Type out the data exactly as given. Skip any image.

(Figure contents as structured data)
* start *
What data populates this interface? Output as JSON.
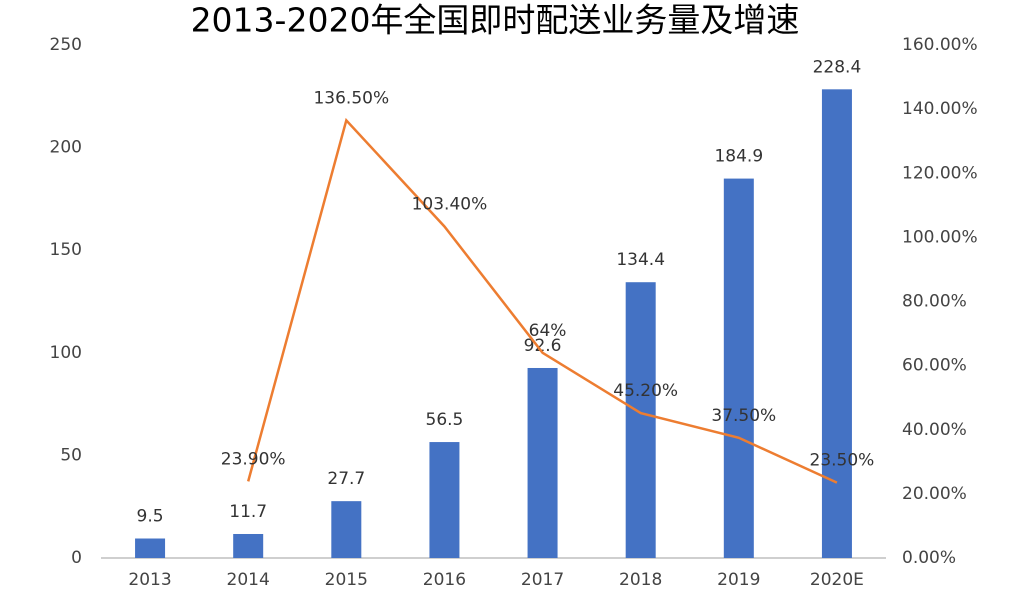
{
  "chart_data": {
    "type": "bar",
    "title": "2013-2020年全国即时配送业务量及增速",
    "categories": [
      "2013",
      "2014",
      "2015",
      "2016",
      "2017",
      "2018",
      "2019",
      "2020E"
    ],
    "series": [
      {
        "type": "bar",
        "color": "#4472c4",
        "values": [
          9.5,
          11.7,
          27.7,
          56.5,
          92.6,
          134.4,
          184.9,
          228.4
        ]
      },
      {
        "type": "line",
        "axis": "y2",
        "color": "#ed7d31",
        "values": [
          null,
          23.9,
          136.5,
          103.4,
          64,
          45.2,
          37.5,
          23.5
        ],
        "value_labels": [
          null,
          "23.90%",
          "136.50%",
          "103.40%",
          "64%",
          "45.20%",
          "37.50%",
          "23.50%"
        ]
      }
    ],
    "ylim": [
      0,
      250
    ],
    "yticks": [
      0,
      50,
      100,
      150,
      200,
      250
    ],
    "y2lim": [
      0,
      160
    ],
    "y2ticks": [
      {
        "value": 0,
        "label": "0.00%"
      },
      {
        "value": 20,
        "label": "20.00%"
      },
      {
        "value": 40,
        "label": "40.00%"
      },
      {
        "value": 60,
        "label": "60.00%"
      },
      {
        "value": 80,
        "label": "80.00%"
      },
      {
        "value": 100,
        "label": "100.00%"
      },
      {
        "value": 120,
        "label": "120.00%"
      },
      {
        "value": 140,
        "label": "140.00%"
      },
      {
        "value": 160,
        "label": "160.00%"
      }
    ],
    "grid": false
  }
}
* end *
EXERCISE RESPONSE –
What data populates this interface? Output as JSON.
{
  "chart_data": {
    "type": "bar",
    "title": "2013-2020年全国即时配送业务量及增速",
    "categories": [
      "2013",
      "2014",
      "2015",
      "2016",
      "2017",
      "2018",
      "2019",
      "2020E"
    ],
    "series": [
      {
        "type": "bar",
        "color": "#4472c4",
        "values": [
          9.5,
          11.7,
          27.7,
          56.5,
          92.6,
          134.4,
          184.9,
          228.4
        ]
      },
      {
        "type": "line",
        "axis": "y2",
        "color": "#ed7d31",
        "values": [
          null,
          23.9,
          136.5,
          103.4,
          64,
          45.2,
          37.5,
          23.5
        ],
        "value_labels": [
          null,
          "23.90%",
          "136.50%",
          "103.40%",
          "64%",
          "45.20%",
          "37.50%",
          "23.50%"
        ]
      }
    ],
    "ylim": [
      0,
      250
    ],
    "yticks": [
      0,
      50,
      100,
      150,
      200,
      250
    ],
    "y2lim": [
      0,
      160
    ],
    "y2ticks": [
      {
        "value": 0,
        "label": "0.00%"
      },
      {
        "value": 20,
        "label": "20.00%"
      },
      {
        "value": 40,
        "label": "40.00%"
      },
      {
        "value": 60,
        "label": "60.00%"
      },
      {
        "value": 80,
        "label": "80.00%"
      },
      {
        "value": 100,
        "label": "100.00%"
      },
      {
        "value": 120,
        "label": "120.00%"
      },
      {
        "value": 140,
        "label": "140.00%"
      },
      {
        "value": 160,
        "label": "160.00%"
      }
    ],
    "grid": false
  }
}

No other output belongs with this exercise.